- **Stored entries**
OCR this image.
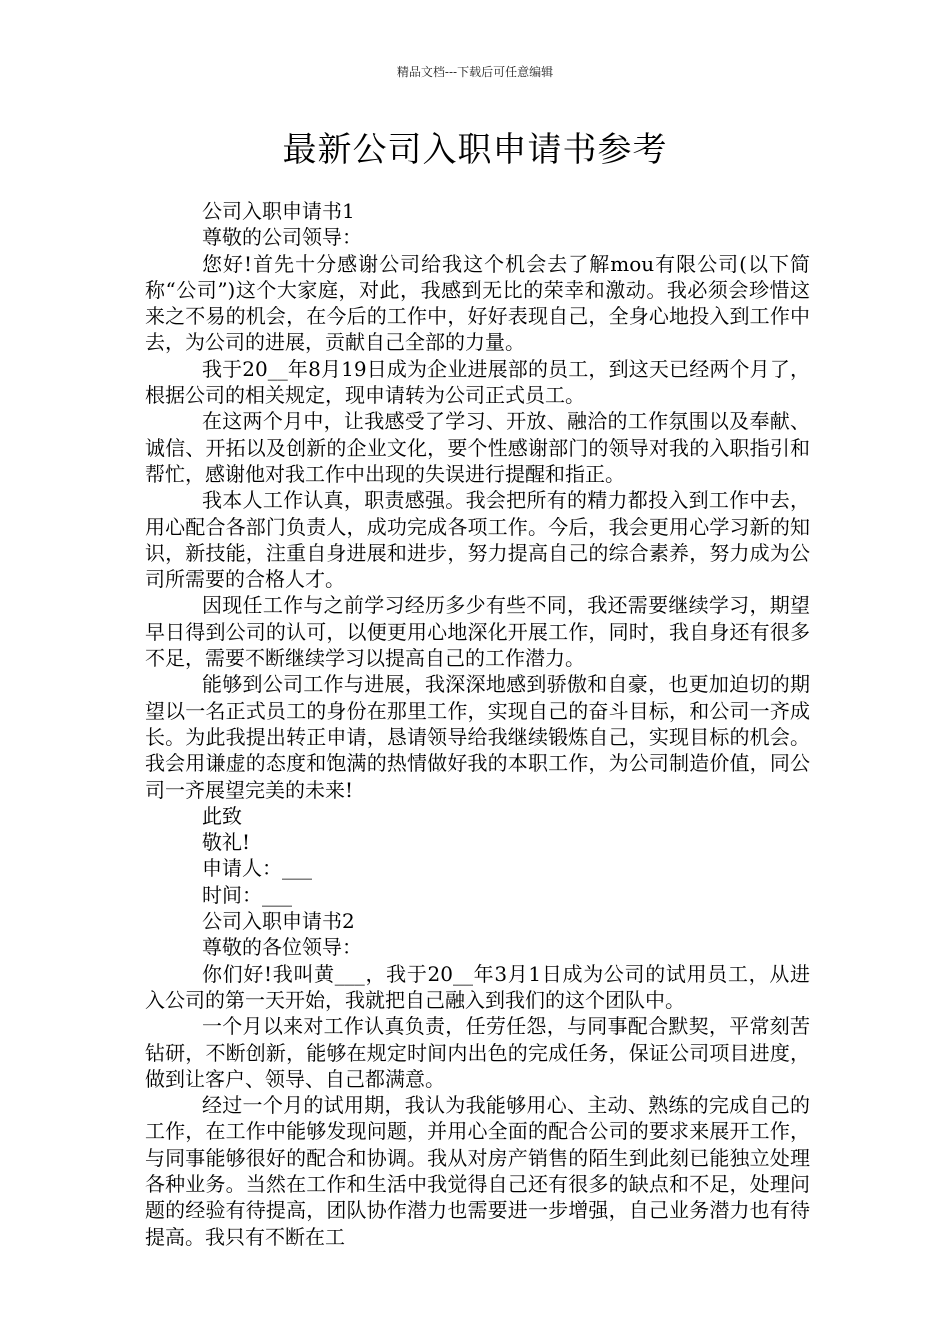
精品文档---下载后可任意编辑
最新公司入职申请书参考

公司入职申请书1

尊敬的公司领导：

您好!首先十分感谢公司给我这个机会去了解mou有限公司(以下简称“公司”)这个大家庭，对此，我感到无比的荣幸和激动。我必须会珍惜这来之不易的机会，在今后的工作中，好好表现自己，全身心地投入到工作中去，为公司的进展，贡献自己全部的力量。

我于20__年8月19日成为企业进展部的员工，到这天已经两个月了，根据公司的相关规定，现申请转为公司正式员工。

在这两个月中，让我感受了学习、开放、融洽的工作氛围以及奉献、诚信、开拓以及创新的企业文化，要个性感谢部门的领导对我的入职指引和帮忙，感谢他对我工作中出现的失误进行提醒和指正。

我本人工作认真，职责感强。我会把所有的精力都投入到工作中去，用心配合各部门负责人，成功完成各项工作。今后，我会更用心学习新的知识，新技能，注重自身进展和进步，努力提高自己的综合素养，努力成为公司所需要的合格人才。

因现任工作与之前学习经历多少有些不同，我还需要继续学习，期望早日得到公司的认可，以便更用心地深化开展工作，同时，我自身还有很多不足，需要不断继续学习以提高自己的工作潜力。

能够到公司工作与进展，我深深地感到骄傲和自豪，也更加迫切的期望以一名正式员工的身份在那里工作，实现自己的奋斗目标，和公司一齐成长。为此我提出转正申请，恳请领导给我继续锻炼自己，实现目标的机会。我会用谦虚的态度和饱满的热情做好我的本职工作，为公司制造价值，同公司一齐展望完美的未来!

此致

敬礼!

申请人：___

时间：___

公司入职申请书2

尊敬的各位领导：

你们好!我叫黄___，我于20__年3月1日成为公司的试用员工，从进入公司的第一天开始，我就把自己融入到我们的这个团队中。

一个月以来对工作认真负责，任劳任怨，与同事配合默契，平常刻苦钻研，不断创新，能够在规定时间内出色的完成任务，保证公司项目进度，做到让客户、领导、自己都满意。

经过一个月的试用期，我认为我能够用心、主动、熟练的完成自己的工作，在工作中能够发现问题，并用心全面的配合公司的要求来展开工作，与同事能够很好的配合和协调。我从对房产销售的陌生到此刻已能独立处理各种业务。当然在工作和生活中我觉得自己还有很多的缺点和不足，处理问题的经验有待提高，团队协作潜力也需要进一步增强，自己业务潜力也有待提高。我只有不断在工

- **TASK TO CARRY OUT**
Reproduce all the records verbatim, excluding images.

- **WRITTEN ANSWER**
OCR this image.
精品文档---下载后可任意编辑
最新公司入职申请书参考

公司入职申请书1

尊敬的公司领导：

您好!首先十分感谢公司给我这个机会去了解mou有限公司(以下简称“公司”)这个大家庭，对此，我感到无比的荣幸和激动。我必须会珍惜这来之不易的机会，在今后的工作中，好好表现自己，全身心地投入到工作中去，为公司的进展，贡献自己全部的力量。

我于20__年8月19日成为企业进展部的员工，到这天已经两个月了，根据公司的相关规定，现申请转为公司正式员工。

在这两个月中，让我感受了学习、开放、融洽的工作氛围以及奉献、诚信、开拓以及创新的企业文化，要个性感谢部门的领导对我的入职指引和帮忙，感谢他对我工作中出现的失误进行提醒和指正。

我本人工作认真，职责感强。我会把所有的精力都投入到工作中去，用心配合各部门负责人，成功完成各项工作。今后，我会更用心学习新的知识，新技能，注重自身进展和进步，努力提高自己的综合素养，努力成为公司所需要的合格人才。

因现任工作与之前学习经历多少有些不同，我还需要继续学习，期望早日得到公司的认可，以便更用心地深化开展工作，同时，我自身还有很多不足，需要不断继续学习以提高自己的工作潜力。

能够到公司工作与进展，我深深地感到骄傲和自豪，也更加迫切的期望以一名正式员工的身份在那里工作，实现自己的奋斗目标，和公司一齐成长。为此我提出转正申请，恳请领导给我继续锻炼自己，实现目标的机会。我会用谦虚的态度和饱满的热情做好我的本职工作，为公司制造价值，同公司一齐展望完美的未来!

此致

敬礼!

申请人：___

时间：___

公司入职申请书2

尊敬的各位领导：

你们好!我叫黄___，我于20__年3月1日成为公司的试用员工，从进入公司的第一天开始，我就把自己融入到我们的这个团队中。

一个月以来对工作认真负责，任劳任怨，与同事配合默契，平常刻苦钻研，不断创新，能够在规定时间内出色的完成任务，保证公司项目进度，做到让客户、领导、自己都满意。

经过一个月的试用期，我认为我能够用心、主动、熟练的完成自己的工作，在工作中能够发现问题，并用心全面的配合公司的要求来展开工作，与同事能够很好的配合和协调。我从对房产销售的陌生到此刻已能独立处理各种业务。当然在工作和生活中我觉得自己还有很多的缺点和不足，处理问题的经验有待提高，团队协作潜力也需要进一步增强，自己业务潜力也有待提高。我只有不断在工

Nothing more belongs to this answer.